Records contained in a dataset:
[Start]
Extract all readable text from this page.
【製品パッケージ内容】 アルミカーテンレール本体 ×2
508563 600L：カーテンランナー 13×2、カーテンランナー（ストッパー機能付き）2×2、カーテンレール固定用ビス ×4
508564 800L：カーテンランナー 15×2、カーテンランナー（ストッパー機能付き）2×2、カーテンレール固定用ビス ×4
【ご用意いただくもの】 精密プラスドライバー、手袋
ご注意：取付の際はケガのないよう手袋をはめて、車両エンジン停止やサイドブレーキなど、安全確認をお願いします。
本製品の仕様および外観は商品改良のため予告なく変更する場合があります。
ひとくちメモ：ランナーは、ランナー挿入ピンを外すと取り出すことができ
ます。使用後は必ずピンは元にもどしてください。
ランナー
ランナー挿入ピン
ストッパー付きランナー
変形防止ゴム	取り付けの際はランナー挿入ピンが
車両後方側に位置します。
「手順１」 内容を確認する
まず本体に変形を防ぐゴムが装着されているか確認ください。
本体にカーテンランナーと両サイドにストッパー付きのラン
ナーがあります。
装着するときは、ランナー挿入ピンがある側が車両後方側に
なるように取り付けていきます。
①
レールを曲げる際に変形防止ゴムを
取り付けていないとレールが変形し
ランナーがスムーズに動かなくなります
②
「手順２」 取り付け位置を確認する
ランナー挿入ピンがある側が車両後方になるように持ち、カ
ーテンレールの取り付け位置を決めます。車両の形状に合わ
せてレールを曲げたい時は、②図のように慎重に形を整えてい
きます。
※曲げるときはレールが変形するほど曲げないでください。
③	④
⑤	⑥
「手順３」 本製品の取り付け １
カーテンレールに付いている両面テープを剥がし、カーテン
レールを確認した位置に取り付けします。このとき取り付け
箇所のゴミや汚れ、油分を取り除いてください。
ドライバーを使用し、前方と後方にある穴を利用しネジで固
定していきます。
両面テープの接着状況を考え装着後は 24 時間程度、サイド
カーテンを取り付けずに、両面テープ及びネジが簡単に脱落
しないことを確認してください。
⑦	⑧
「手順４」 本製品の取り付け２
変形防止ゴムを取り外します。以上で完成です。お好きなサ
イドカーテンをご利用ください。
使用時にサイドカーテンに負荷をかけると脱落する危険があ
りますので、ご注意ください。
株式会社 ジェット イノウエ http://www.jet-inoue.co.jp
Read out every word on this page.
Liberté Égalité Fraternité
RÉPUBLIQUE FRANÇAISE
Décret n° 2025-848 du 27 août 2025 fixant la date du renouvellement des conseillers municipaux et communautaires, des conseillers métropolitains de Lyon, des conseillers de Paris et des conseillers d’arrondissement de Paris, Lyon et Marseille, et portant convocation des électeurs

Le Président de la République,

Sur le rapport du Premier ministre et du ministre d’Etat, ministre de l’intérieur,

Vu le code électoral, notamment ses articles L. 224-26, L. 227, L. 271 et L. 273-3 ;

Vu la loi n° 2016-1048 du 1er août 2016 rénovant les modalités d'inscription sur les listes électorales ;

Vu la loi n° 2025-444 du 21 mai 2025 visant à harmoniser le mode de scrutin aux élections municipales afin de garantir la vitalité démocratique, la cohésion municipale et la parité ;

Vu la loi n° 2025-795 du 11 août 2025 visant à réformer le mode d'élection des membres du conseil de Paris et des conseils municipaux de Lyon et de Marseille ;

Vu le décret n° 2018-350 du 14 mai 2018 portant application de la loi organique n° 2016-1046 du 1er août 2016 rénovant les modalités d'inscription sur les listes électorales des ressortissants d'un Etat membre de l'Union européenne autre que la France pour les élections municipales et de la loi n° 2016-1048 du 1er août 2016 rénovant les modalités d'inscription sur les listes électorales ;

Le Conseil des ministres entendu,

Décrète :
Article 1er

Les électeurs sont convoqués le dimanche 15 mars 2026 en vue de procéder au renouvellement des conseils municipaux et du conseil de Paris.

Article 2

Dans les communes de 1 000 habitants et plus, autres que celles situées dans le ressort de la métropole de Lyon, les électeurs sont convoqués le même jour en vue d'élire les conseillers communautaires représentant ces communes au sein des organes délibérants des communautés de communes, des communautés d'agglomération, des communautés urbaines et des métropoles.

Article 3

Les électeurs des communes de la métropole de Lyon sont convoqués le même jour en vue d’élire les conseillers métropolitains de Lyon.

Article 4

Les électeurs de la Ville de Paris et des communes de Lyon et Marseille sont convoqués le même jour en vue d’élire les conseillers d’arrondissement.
[End]
Your instructions | Copy the material above verbatim.

Written response |
Extract all readable text from this page.
【製品パッケージ内容】 アルミカーテンレール本体 ×2
508563 600L：カーテンランナー 13×2、カーテンランナー（ストッパー機能付き）2×2、カーテンレール固定用ビス ×4
508564 800L：カーテンランナー 15×2、カーテンランナー（ストッパー機能付き）2×2、カーテンレール固定用ビス ×4
【ご用意いただくもの】 精密プラスドライバー、手袋
ご注意：取付の際はケガのないよう手袋をはめて、車両エンジン停止やサイドブレーキなど、安全確認をお願いします。
本製品の仕様および外観は商品改良のため予告なく変更する場合があります。
ひとくちメモ：ランナーは、ランナー挿入ピンを外すと取り出すことができ
ます。使用後は必ずピンは元にもどしてください。
ランナー
ランナー挿入ピン
ストッパー付きランナー
変形防止ゴム	取り付けの際はランナー挿入ピンが
車両後方側に位置します。
「手順１」 内容を確認する
まず本体に変形を防ぐゴムが装着されているか確認ください。
本体にカーテンランナーと両サイドにストッパー付きのラン
ナーがあります。
装着するときは、ランナー挿入ピンがある側が車両後方側に
なるように取り付けていきます。
①
レールを曲げる際に変形防止ゴムを
取り付けていないとレールが変形し
ランナーがスムーズに動かなくなります
②
「手順２」 取り付け位置を確認する
ランナー挿入ピンがある側が車両後方になるように持ち、カ
ーテンレールの取り付け位置を決めます。車両の形状に合わ
せてレールを曲げたい時は、②図のように慎重に形を整えてい
きます。
※曲げるときはレールが変形するほど曲げないでください。
③	④
⑤	⑥
「手順３」 本製品の取り付け １
カーテンレールに付いている両面テープを剥がし、カーテン
レールを確認した位置に取り付けします。このとき取り付け
箇所のゴミや汚れ、油分を取り除いてください。
ドライバーを使用し、前方と後方にある穴を利用しネジで固
定していきます。
両面テープの接着状況を考え装着後は 24 時間程度、サイド
カーテンを取り付けずに、両面テープ及びネジが簡単に脱落
しないことを確認してください。
⑦	⑧
「手順４」 本製品の取り付け２
変形防止ゴムを取り外します。以上で完成です。お好きなサ
イドカーテンをご利用ください。
使用時にサイドカーテンに負荷をかけると脱落する危険があ
りますので、ご注意ください。
株式会社 ジェット イノウエ http://www.jet-inoue.co.jp
Read out every word on this page.
Liberté Égalité Fraternité
RÉPUBLIQUE FRANÇAISE
Décret n° 2025-848 du 27 août 2025 fixant la date du renouvellement des conseillers municipaux et communautaires, des conseillers métropolitains de Lyon, des conseillers de Paris et des conseillers d’arrondissement de Paris, Lyon et Marseille, et portant convocation des électeurs

Le Président de la République,

Sur le rapport du Premier ministre et du ministre d’Etat, ministre de l’intérieur,

Vu le code électoral, notamment ses articles L. 224-26, L. 227, L. 271 et L. 273-3 ;

Vu la loi n° 2016-1048 du 1er août 2016 rénovant les modalités d'inscription sur les listes électorales ;

Vu la loi n° 2025-444 du 21 mai 2025 visant à harmoniser le mode de scrutin aux élections municipales afin de garantir la vitalité démocratique, la cohésion municipale et la parité ;

Vu la loi n° 2025-795 du 11 août 2025 visant à réformer le mode d'élection des membres du conseil de Paris et des conseils municipaux de Lyon et de Marseille ;

Vu le décret n° 2018-350 du 14 mai 2018 portant application de la loi organique n° 2016-1046 du 1er août 2016 rénovant les modalités d'inscription sur les listes électorales des ressortissants d'un Etat membre de l'Union européenne autre que la France pour les élections municipales et de la loi n° 2016-1048 du 1er août 2016 rénovant les modalités d'inscription sur les listes électorales ;

Le Conseil des ministres entendu,

Décrète :
Article 1er

Les électeurs sont convoqués le dimanche 15 mars 2026 en vue de procéder au renouvellement des conseils municipaux et du conseil de Paris.

Article 2

Dans les communes de 1 000 habitants et plus, autres que celles situées dans le ressort de la métropole de Lyon, les électeurs sont convoqués le même jour en vue d'élire les conseillers communautaires représentant ces communes au sein des organes délibérants des communautés de communes, des communautés d'agglomération, des communautés urbaines et des métropoles.

Article 3

Les électeurs des communes de la métropole de Lyon sont convoqués le même jour en vue d’élire les conseillers métropolitains de Lyon.

Article 4

Les électeurs de la Ville de Paris et des communes de Lyon et Marseille sont convoqués le même jour en vue d’élire les conseillers d’arrondissement.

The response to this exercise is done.